··· Exercise material

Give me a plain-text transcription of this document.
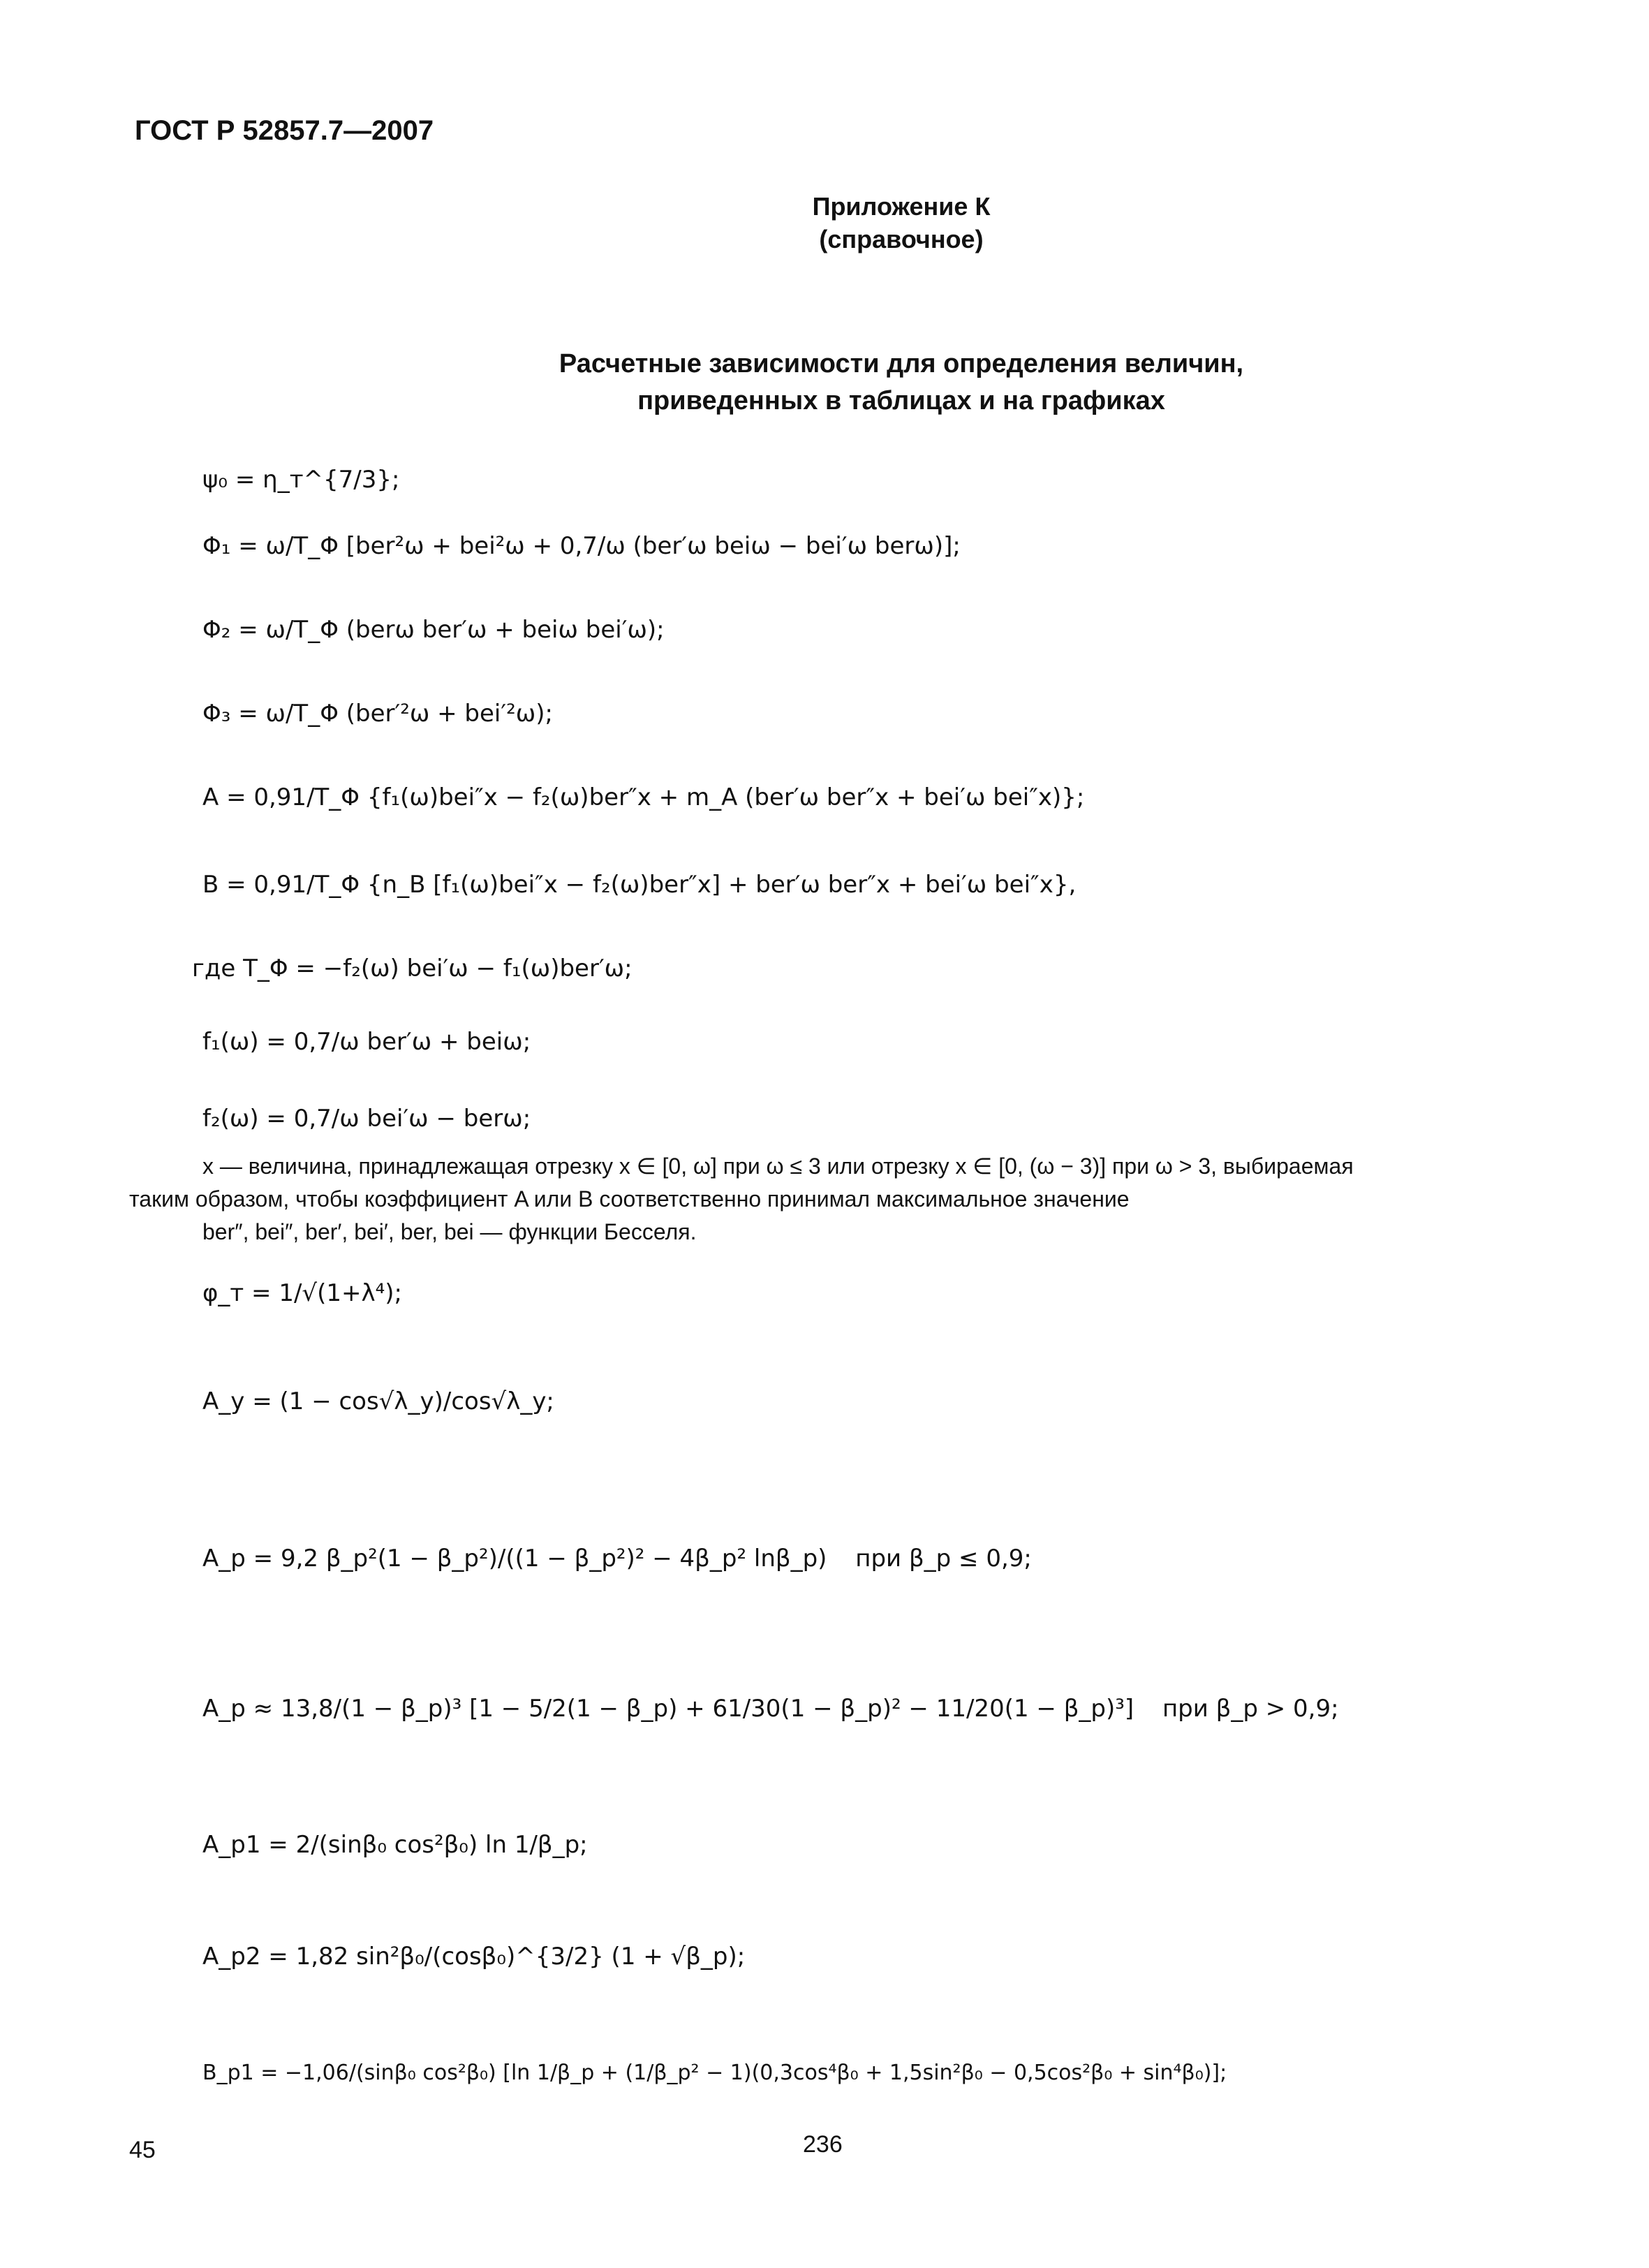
ГОСТ Р 52857.7—2007
Приложение К
(справочное)
Расчетные зависимости для определения величин,
приведенных в таблицах и на графиках
ψ₀ = η_т^{7/3};
Φ₁ = ω/T_Φ [ber²ω + bei²ω + 0,7/ω (ber′ω beiω − bei′ω berω)];
Φ₂ = ω/T_Φ (berω ber′ω + beiω bei′ω);
Φ₃ = ω/T_Φ (ber′²ω + bei′²ω);
A = 0,91/T_Φ {f₁(ω)bei″x − f₂(ω)ber″x + m_A (ber′ω ber″x + bei′ω bei″x)};
B = 0,91/T_Φ {n_B [f₁(ω)bei″x − f₂(ω)ber″x] + ber′ω ber″x + bei′ω bei″x},
где T_Φ = −f₂(ω) bei′ω − f₁(ω)ber′ω;
f₁(ω) = 0,7/ω ber′ω + beiω;
f₂(ω) = 0,7/ω bei′ω − berω;
x — величина, принадлежащая отрезку x ∈ [0, ω] при ω ≤ 3 или отрезку x ∈ [0, (ω − 3)] при ω > 3, выбираемая
таким образом, чтобы коэффициент A или B соответственно принимал максимальное значение
ber″, bei″, ber′, bei′, ber, bei — функции Бесселя.
φ_т = 1/√(1+λ⁴);
A_y = (1 − cos√λ_y)/cos√λ_y;
A_p = 9,2 β_p²(1 − β_p²)/((1 − β_p²)² − 4β_p² lnβ_p) при β_p ≤ 0,9;
A_p ≈ 13,8/(1 − β_p)³ [1 − 5/2(1 − β_p) + 61/30(1 − β_p)² − 11/20(1 − β_p)³] при β_p > 0,9;
A_p1 = 2/(sinβ₀ cos²β₀) ln 1/β_p;
A_p2 = 1,82 sin²β₀/(cosβ₀)^{3/2} (1 + √β_p);
B_p1 = −1,06/(sinβ₀ cos²β₀) [ln 1/β_p + (1/β_p² − 1)(0,3cos⁴β₀ + 1,5sin²β₀ − 0,5cos²β₀ + sin⁴β₀)];
45	236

······

*Problem to work on*:
From start to finish, output the listing exactly, but omit its pictures.

*Response*:
Give me a plain-text transcription of this document.
ГОСТ Р 52857.7—2007
Приложение К
(справочное)
Расчетные зависимости для определения величин,
приведенных в таблицах и на графиках
ψ₀ = η_т^{7/3};
Φ₁ = ω/T_Φ [ber²ω + bei²ω + 0,7/ω (ber′ω beiω − bei′ω berω)];
Φ₂ = ω/T_Φ (berω ber′ω + beiω bei′ω);
Φ₃ = ω/T_Φ (ber′²ω + bei′²ω);
A = 0,91/T_Φ {f₁(ω)bei″x − f₂(ω)ber″x + m_A (ber′ω ber″x + bei′ω bei″x)};
B = 0,91/T_Φ {n_B [f₁(ω)bei″x − f₂(ω)ber″x] + ber′ω ber″x + bei′ω bei″x},
где T_Φ = −f₂(ω) bei′ω − f₁(ω)ber′ω;
f₁(ω) = 0,7/ω ber′ω + beiω;
f₂(ω) = 0,7/ω bei′ω − berω;
x — величина, принадлежащая отрезку x ∈ [0, ω] при ω ≤ 3 или отрезку x ∈ [0, (ω − 3)] при ω > 3, выбираемая
таким образом, чтобы коэффициент A или B соответственно принимал максимальное значение
ber″, bei″, ber′, bei′, ber, bei — функции Бесселя.
φ_т = 1/√(1+λ⁴);
A_y = (1 − cos√λ_y)/cos√λ_y;
A_p = 9,2 β_p²(1 − β_p²)/((1 − β_p²)² − 4β_p² lnβ_p) при β_p ≤ 0,9;
A_p ≈ 13,8/(1 − β_p)³ [1 − 5/2(1 − β_p) + 61/30(1 − β_p)² − 11/20(1 − β_p)³] при β_p > 0,9;
A_p1 = 2/(sinβ₀ cos²β₀) ln 1/β_p;
A_p2 = 1,82 sin²β₀/(cosβ₀)^{3/2} (1 + √β_p);
B_p1 = −1,06/(sinβ₀ cos²β₀) [ln 1/β_p + (1/β_p² − 1)(0,3cos⁴β₀ + 1,5sin²β₀ − 0,5cos²β₀ + sin⁴β₀)];
45	236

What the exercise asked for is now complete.